**THE DATA**
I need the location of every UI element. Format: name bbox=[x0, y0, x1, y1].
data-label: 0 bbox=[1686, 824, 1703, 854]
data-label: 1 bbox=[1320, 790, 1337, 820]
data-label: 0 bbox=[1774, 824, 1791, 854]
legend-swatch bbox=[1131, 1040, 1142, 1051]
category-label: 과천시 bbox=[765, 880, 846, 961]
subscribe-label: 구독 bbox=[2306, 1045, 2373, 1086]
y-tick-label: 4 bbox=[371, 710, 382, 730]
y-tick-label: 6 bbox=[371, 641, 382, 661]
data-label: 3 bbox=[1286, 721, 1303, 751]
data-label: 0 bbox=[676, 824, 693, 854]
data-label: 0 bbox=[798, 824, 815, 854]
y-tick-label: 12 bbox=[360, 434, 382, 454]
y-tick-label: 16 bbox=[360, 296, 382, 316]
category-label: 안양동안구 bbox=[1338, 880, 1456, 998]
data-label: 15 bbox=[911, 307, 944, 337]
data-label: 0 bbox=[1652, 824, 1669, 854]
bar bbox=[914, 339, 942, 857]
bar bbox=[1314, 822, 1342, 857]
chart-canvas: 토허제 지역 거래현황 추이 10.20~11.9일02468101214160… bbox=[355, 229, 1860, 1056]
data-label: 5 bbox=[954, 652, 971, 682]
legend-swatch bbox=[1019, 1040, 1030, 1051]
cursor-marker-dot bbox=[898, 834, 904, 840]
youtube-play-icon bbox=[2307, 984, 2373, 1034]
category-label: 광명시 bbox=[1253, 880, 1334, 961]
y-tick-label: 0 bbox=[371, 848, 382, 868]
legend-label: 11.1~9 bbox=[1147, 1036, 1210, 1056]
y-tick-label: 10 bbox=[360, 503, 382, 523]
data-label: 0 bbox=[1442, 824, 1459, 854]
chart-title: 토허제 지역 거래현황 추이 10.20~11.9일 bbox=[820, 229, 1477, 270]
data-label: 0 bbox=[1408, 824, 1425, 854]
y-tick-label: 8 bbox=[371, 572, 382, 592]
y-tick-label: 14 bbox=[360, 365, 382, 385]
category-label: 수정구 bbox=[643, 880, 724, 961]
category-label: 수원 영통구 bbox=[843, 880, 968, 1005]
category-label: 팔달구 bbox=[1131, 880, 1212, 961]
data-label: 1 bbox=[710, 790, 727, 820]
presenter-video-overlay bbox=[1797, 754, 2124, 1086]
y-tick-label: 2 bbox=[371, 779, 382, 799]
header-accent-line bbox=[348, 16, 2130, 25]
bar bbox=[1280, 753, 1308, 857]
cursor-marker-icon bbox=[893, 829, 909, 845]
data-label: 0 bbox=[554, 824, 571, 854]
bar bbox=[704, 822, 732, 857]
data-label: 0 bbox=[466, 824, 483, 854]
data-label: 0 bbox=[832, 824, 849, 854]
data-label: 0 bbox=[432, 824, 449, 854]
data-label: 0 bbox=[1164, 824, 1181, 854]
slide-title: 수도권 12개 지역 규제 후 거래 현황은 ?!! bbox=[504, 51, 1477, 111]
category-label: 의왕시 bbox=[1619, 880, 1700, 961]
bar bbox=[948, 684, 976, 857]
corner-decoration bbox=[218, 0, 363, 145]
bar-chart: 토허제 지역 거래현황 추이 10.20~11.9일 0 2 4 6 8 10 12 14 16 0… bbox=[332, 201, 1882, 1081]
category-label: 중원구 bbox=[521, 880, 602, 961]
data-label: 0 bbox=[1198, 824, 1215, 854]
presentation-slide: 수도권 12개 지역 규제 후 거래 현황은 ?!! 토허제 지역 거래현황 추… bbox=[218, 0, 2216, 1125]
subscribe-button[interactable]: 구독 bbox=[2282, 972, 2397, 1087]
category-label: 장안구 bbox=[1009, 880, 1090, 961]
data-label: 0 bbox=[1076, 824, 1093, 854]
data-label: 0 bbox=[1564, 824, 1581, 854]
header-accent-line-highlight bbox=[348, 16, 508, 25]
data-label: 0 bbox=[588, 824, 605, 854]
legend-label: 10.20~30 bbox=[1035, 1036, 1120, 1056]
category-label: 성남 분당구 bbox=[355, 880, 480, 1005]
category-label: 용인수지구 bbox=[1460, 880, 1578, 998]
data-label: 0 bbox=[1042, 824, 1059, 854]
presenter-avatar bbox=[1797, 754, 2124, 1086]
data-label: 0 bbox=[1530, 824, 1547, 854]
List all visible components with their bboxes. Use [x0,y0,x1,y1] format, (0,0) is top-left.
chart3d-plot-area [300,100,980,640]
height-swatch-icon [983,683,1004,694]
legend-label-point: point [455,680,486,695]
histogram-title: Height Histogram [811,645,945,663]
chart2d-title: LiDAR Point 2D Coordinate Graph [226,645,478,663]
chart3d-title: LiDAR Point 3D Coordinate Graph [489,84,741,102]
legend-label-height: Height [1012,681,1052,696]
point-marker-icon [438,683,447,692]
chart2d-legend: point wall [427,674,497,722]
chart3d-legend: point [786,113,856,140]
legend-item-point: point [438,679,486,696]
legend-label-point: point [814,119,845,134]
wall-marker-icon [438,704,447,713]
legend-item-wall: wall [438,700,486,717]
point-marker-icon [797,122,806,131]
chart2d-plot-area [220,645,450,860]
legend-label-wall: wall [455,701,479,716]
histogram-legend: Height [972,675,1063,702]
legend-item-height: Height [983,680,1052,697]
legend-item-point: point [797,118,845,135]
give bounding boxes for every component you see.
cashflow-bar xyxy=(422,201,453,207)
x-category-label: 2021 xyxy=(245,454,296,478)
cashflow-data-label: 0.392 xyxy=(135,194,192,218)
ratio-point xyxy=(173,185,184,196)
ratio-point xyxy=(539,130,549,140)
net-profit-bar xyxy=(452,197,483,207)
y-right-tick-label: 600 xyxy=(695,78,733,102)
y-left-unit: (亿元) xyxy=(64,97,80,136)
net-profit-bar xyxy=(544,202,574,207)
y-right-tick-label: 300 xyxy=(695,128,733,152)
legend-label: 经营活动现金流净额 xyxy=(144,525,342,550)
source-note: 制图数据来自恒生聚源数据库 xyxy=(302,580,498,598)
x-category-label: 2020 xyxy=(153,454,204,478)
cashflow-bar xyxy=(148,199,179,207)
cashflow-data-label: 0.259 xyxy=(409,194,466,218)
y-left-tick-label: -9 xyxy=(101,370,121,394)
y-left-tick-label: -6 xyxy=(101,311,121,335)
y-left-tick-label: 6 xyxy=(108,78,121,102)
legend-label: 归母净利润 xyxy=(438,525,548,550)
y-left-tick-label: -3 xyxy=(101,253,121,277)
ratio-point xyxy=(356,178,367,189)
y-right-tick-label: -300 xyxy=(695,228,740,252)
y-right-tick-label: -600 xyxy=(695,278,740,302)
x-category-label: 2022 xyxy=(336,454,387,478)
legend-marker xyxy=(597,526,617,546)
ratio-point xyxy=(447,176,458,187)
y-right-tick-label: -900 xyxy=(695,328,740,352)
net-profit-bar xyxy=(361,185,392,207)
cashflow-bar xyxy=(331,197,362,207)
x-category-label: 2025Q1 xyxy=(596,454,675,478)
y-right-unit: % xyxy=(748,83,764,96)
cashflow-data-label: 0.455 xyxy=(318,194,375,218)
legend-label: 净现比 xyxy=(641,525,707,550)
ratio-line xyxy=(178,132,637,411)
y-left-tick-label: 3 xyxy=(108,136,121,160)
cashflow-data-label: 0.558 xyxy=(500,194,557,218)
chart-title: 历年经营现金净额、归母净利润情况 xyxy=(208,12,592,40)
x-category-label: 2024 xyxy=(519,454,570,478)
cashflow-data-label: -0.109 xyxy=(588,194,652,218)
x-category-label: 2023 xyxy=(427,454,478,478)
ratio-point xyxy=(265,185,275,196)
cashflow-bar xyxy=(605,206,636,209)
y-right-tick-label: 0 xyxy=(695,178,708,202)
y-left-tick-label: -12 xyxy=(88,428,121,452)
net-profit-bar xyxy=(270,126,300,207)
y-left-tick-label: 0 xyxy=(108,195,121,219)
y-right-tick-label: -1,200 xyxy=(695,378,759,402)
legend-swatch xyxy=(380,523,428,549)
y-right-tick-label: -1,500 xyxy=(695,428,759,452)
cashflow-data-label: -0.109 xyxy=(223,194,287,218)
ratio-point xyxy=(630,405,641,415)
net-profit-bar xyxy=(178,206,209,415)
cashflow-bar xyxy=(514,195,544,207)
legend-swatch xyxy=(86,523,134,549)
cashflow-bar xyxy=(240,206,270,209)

**SHORT EXERCISE**
Return each line of the data above that contains the string "LiDAR", matching case exactly.

**COMPLETED TASK**
chart2d-title: LiDAR Point 2D Coordinate Graph [226,645,478,663]
chart3d-title: LiDAR Point 3D Coordinate Graph [489,84,741,102]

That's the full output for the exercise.